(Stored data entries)

= = = = = = =

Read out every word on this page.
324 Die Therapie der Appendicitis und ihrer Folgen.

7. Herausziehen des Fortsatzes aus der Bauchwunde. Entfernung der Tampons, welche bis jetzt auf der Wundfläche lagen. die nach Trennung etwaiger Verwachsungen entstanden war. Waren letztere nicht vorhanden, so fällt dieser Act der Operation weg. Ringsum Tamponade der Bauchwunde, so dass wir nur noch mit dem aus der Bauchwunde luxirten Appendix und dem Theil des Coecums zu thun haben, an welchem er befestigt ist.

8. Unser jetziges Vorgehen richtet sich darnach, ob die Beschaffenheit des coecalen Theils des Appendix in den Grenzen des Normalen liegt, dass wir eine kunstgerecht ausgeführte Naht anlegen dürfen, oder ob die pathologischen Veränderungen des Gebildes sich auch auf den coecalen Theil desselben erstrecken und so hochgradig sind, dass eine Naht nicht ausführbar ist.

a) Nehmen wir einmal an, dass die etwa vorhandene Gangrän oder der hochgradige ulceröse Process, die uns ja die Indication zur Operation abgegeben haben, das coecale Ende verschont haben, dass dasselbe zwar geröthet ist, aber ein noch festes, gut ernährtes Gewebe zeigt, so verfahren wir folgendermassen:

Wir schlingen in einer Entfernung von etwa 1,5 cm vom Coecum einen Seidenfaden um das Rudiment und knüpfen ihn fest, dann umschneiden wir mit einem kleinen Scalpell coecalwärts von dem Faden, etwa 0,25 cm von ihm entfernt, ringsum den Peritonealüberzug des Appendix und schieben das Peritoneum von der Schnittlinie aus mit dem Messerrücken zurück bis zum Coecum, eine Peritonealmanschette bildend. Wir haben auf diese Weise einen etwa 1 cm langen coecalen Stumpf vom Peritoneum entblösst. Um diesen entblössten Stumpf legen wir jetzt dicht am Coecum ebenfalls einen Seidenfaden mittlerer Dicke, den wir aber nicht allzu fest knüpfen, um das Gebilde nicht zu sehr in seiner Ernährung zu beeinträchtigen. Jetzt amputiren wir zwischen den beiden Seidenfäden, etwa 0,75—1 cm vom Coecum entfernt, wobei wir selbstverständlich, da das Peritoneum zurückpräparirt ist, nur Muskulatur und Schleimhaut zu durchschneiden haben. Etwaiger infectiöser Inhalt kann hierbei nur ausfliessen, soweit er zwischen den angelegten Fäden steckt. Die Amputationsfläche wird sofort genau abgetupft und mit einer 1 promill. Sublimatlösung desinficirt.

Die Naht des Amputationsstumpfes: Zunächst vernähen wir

= = = = = = =

Give the data again, exactly as it stands.

Solution for this exercise
Read out every word on this page.
324 Die Therapie der Appendicitis und ihrer Folgen.

7. Herausziehen des Fortsatzes aus der Bauchwunde. Entfernung der Tampons, welche bis jetzt auf der Wundfläche lagen. die nach Trennung etwaiger Verwachsungen entstanden war. Waren letztere nicht vorhanden, so fällt dieser Act der Operation weg. Ringsum Tamponade der Bauchwunde, so dass wir nur noch mit dem aus der Bauchwunde luxirten Appendix und dem Theil des Coecums zu thun haben, an welchem er befestigt ist.

8. Unser jetziges Vorgehen richtet sich darnach, ob die Beschaffenheit des coecalen Theils des Appendix in den Grenzen des Normalen liegt, dass wir eine kunstgerecht ausgeführte Naht anlegen dürfen, oder ob die pathologischen Veränderungen des Gebildes sich auch auf den coecalen Theil desselben erstrecken und so hochgradig sind, dass eine Naht nicht ausführbar ist.

a) Nehmen wir einmal an, dass die etwa vorhandene Gangrän oder der hochgradige ulceröse Process, die uns ja die Indication zur Operation abgegeben haben, das coecale Ende verschont haben, dass dasselbe zwar geröthet ist, aber ein noch festes, gut ernährtes Gewebe zeigt, so verfahren wir folgendermassen:

Wir schlingen in einer Entfernung von etwa 1,5 cm vom Coecum einen Seidenfaden um das Rudiment und knüpfen ihn fest, dann umschneiden wir mit einem kleinen Scalpell coecalwärts von dem Faden, etwa 0,25 cm von ihm entfernt, ringsum den Peritonealüberzug des Appendix und schieben das Peritoneum von der Schnittlinie aus mit dem Messerrücken zurück bis zum Coecum, eine Peritonealmanschette bildend. Wir haben auf diese Weise einen etwa 1 cm langen coecalen Stumpf vom Peritoneum entblösst. Um diesen entblössten Stumpf legen wir jetzt dicht am Coecum ebenfalls einen Seidenfaden mittlerer Dicke, den wir aber nicht allzu fest knüpfen, um das Gebilde nicht zu sehr in seiner Ernährung zu beeinträchtigen. Jetzt amputiren wir zwischen den beiden Seidenfäden, etwa 0,75—1 cm vom Coecum entfernt, wobei wir selbstverständlich, da das Peritoneum zurückpräparirt ist, nur Muskulatur und Schleimhaut zu durchschneiden haben. Etwaiger infectiöser Inhalt kann hierbei nur ausfliessen, soweit er zwischen den angelegten Fäden steckt. Die Amputationsfläche wird sofort genau abgetupft und mit einer 1 promill. Sublimatlösung desinficirt.

Die Naht des Amputationsstumpfes: Zunächst vernähen wir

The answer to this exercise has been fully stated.